[THE EXERCISE] Transcribe the records that follow in their entirety, omitting any pictures.

>> START

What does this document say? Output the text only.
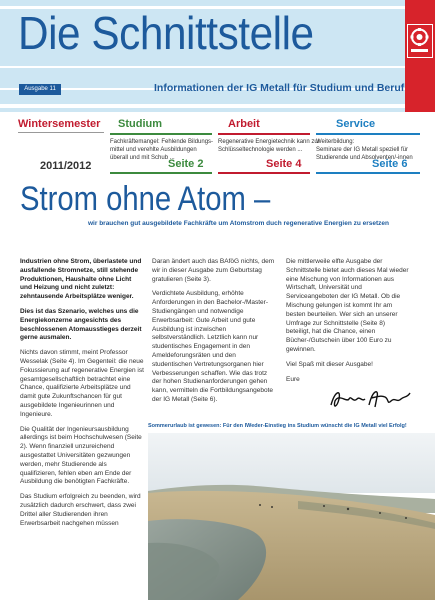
Die Schnittstelle
Ausgabe 11	Informationen der IG Metall für Studium und Beruf
Wintersemester
2011/2012
Studium
Fachkräftemangel: Fehlende Bildungs-
mittel und verehlte Ausbildungen
überall und mit Schub ...
Seite 2
Arbeit
Regenerative Energietechnik kann zur
Schlüsseltechnologie werden ...
Seite 4
Service
Weiterbildung:
Seminare der IG Metall speziell für
Studierende und Absolventen/-innen
Seite 6
Strom ohne Atom –
wir brauchen gut ausgebildete Fachkräfte um Atomstrom duch regenerative Energien zu ersetzen

Industrien ohne Strom, überlastete und ausfallende Stromnetze, still stehende Produktionen, Haushalte ohne Licht und Heizung und nicht zuletzt: zehntausende Arbeitsplätze weniger.

Dies ist das Szenario, welches uns die Energiekonzerne angesichts des beschlossenen Atomausstieges derzeit gerne ausmalen.

Nichts davon stimmt, meint Professor Wesselak (Seite 4). Im Gegenteil: die neue Fokussierung auf regenerative Energien ist gesamtgesellschaftlich betrachtet eine Chance, qualifizierte Arbeitsplätze und damit gute Zukunftschancen für gut ausgebildete Ingenieurinnen und Ingenieure.

Die Qualität der Ingenieursausbildung allerdings ist beim Hochschulwesen (Seite 2). Wenn finanziell unzureichend ausgestattet Universitäten gezwungen werden, mehr Studierende als qualifizieren, fehlen eben am Ende der Ausbildung die benötigten Fachkräfte.

Das Studium erfolgreich zu beenden, wird zusätzlich dadurch erschwert, dass zwei Drittel aller Studierenden ihren Erwerbsarbeit nachgehen müssen

Daran ändert auch das BAföG nichts, dem wir in dieser Ausgabe zum Geburtstag gratulieren (Seite 3).

Verdichtete Ausbildung, erhöhte Anforderungen in den Bachelor-/Master-Studiengängen und notwendige Erwerbsarbeit: Gute Arbeit und gute Ausbildung ist inzwischen selbstverständlich. Letztlich kann nur studentisches Engagement in den Ameldeforungsräten und den studentischen Vertretungsorganen hier Verbesserungen schaffen. Wie das trotz der hohen Studienanforderungen gehen kann, vermitteln die Fortbildungsangebote der IG Metall (Seite 6).

Die mittlerweile elfte Ausgabe der Schnittstelle bietet auch dieses Mal wieder eine Mischung von Informationen aus Wirtschaft, Universität und Serviceangeboten der IG Metall. Ob die Mischung gelungen ist kommt Ihr am besten beurteilen. Wer sich an unserer Umfrage zur Schnittstelle (Seite 8) beteiligt, hat die Chance, einen Bücher-/Gutschein über 100 Euro zu gewinnen.

Viel Spaß mit dieser Ausgabe!

Eure

Sommerurlaub ist gewesen: Für den IWeder-Einstieg ins Studium wünscht die IG Metall viel Erfolg!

>> END

[EXERCISE RESPONSE]
What does this document say? Output the text only.
Die Schnittstelle
Ausgabe 11	Informationen der IG Metall für Studium und Beruf
Wintersemester
2011/2012
Studium
Fachkräftemangel: Fehlende Bildungs-
mittel und verehlte Ausbildungen
überall und mit Schub ...
Seite 2
Arbeit
Regenerative Energietechnik kann zur
Schlüsseltechnologie werden ...
Seite 4
Service
Weiterbildung:
Seminare der IG Metall speziell für
Studierende und Absolventen/-innen
Seite 6
Strom ohne Atom –
wir brauchen gut ausgebildete Fachkräfte um Atomstrom duch regenerative Energien zu ersetzen

Industrien ohne Strom, überlastete und ausfallende Stromnetze, still stehende Produktionen, Haushalte ohne Licht und Heizung und nicht zuletzt: zehntausende Arbeitsplätze weniger.

Dies ist das Szenario, welches uns die Energiekonzerne angesichts des beschlossenen Atomausstieges derzeit gerne ausmalen.

Nichts davon stimmt, meint Professor Wesselak (Seite 4). Im Gegenteil: die neue Fokussierung auf regenerative Energien ist gesamtgesellschaftlich betrachtet eine Chance, qualifizierte Arbeitsplätze und damit gute Zukunftschancen für gut ausgebildete Ingenieurinnen und Ingenieure.

Die Qualität der Ingenieursausbildung allerdings ist beim Hochschulwesen (Seite 2). Wenn finanziell unzureichend ausgestattet Universitäten gezwungen werden, mehr Studierende als qualifizieren, fehlen eben am Ende der Ausbildung die benötigten Fachkräfte.

Das Studium erfolgreich zu beenden, wird zusätzlich dadurch erschwert, dass zwei Drittel aller Studierenden ihren Erwerbsarbeit nachgehen müssen

Daran ändert auch das BAföG nichts, dem wir in dieser Ausgabe zum Geburtstag gratulieren (Seite 3).

Verdichtete Ausbildung, erhöhte Anforderungen in den Bachelor-/Master-Studiengängen und notwendige Erwerbsarbeit: Gute Arbeit und gute Ausbildung ist inzwischen selbstverständlich. Letztlich kann nur studentisches Engagement in den Ameldeforungsräten und den studentischen Vertretungsorganen hier Verbesserungen schaffen. Wie das trotz der hohen Studienanforderungen gehen kann, vermitteln die Fortbildungsangebote der IG Metall (Seite 6).

Die mittlerweile elfte Ausgabe der Schnittstelle bietet auch dieses Mal wieder eine Mischung von Informationen aus Wirtschaft, Universität und Serviceangeboten der IG Metall. Ob die Mischung gelungen ist kommt Ihr am besten beurteilen. Wer sich an unserer Umfrage zur Schnittstelle (Seite 8) beteiligt, hat die Chance, einen Bücher-/Gutschein über 100 Euro zu gewinnen.

Viel Spaß mit dieser Ausgabe!

Eure

Sommerurlaub ist gewesen: Für den IWeder-Einstieg ins Studium wünscht die IG Metall viel Erfolg!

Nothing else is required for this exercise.